Find every line with the word "wäre". Copy those lines.

* start *

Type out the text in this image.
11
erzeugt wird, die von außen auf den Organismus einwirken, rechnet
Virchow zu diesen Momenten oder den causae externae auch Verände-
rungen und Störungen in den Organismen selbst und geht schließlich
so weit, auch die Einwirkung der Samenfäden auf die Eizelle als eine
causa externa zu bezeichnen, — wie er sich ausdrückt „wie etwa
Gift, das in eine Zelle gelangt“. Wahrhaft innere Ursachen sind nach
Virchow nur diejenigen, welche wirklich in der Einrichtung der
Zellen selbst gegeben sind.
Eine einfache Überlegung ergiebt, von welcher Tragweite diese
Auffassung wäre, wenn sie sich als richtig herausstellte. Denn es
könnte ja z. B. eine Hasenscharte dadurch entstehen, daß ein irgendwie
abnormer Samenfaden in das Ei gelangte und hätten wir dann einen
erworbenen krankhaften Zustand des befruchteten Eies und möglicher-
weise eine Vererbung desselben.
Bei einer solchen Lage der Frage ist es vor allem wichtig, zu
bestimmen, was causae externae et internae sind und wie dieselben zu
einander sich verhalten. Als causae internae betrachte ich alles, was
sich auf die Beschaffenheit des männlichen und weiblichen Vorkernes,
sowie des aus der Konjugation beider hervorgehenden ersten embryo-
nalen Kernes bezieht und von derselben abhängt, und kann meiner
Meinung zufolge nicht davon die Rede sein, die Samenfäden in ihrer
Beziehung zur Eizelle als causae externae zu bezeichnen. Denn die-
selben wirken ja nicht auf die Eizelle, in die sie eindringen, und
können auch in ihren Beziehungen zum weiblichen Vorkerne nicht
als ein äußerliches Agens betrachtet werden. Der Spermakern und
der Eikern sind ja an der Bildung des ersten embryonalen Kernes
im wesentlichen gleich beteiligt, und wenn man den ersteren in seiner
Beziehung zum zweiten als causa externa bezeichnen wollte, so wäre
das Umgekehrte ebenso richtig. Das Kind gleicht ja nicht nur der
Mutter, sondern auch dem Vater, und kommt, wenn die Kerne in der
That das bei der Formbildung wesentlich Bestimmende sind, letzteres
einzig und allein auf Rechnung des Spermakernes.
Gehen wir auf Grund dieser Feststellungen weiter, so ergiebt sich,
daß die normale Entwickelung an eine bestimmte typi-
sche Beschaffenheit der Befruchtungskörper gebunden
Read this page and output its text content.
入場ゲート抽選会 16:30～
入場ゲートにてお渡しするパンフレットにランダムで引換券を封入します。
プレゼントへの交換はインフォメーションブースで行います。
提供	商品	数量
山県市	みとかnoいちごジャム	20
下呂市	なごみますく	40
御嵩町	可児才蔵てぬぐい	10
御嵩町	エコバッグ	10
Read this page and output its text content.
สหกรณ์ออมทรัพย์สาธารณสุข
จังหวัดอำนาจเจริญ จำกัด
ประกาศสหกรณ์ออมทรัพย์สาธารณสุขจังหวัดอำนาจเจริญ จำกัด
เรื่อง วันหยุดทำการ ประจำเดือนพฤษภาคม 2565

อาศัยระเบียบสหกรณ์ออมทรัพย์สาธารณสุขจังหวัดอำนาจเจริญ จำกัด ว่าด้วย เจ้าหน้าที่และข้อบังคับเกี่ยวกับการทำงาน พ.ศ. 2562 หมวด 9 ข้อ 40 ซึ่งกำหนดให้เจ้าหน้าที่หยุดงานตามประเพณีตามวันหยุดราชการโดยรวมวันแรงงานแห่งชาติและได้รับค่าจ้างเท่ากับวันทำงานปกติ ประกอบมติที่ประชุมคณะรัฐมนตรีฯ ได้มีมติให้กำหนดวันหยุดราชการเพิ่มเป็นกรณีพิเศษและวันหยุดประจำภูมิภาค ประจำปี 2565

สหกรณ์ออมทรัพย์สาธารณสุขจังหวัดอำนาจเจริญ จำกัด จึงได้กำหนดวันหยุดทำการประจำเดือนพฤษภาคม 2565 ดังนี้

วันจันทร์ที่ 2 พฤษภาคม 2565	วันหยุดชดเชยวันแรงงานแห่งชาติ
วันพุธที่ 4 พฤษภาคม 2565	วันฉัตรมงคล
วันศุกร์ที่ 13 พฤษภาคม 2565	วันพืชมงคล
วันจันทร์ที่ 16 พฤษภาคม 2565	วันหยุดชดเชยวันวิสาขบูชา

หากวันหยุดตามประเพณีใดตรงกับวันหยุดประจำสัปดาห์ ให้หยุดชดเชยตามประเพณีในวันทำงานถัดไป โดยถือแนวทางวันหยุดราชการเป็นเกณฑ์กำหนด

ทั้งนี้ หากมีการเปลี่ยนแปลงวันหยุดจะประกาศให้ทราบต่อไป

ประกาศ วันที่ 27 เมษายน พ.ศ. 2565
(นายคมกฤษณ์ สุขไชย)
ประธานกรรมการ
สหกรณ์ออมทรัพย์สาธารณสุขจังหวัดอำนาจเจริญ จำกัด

* end *

**RESPONSE**.
Auffassung wäre, wenn sie sich als richtig herausstellte. Denn es
Beziehung zum zweiten als causa externa bezeichnen wollte, so wäre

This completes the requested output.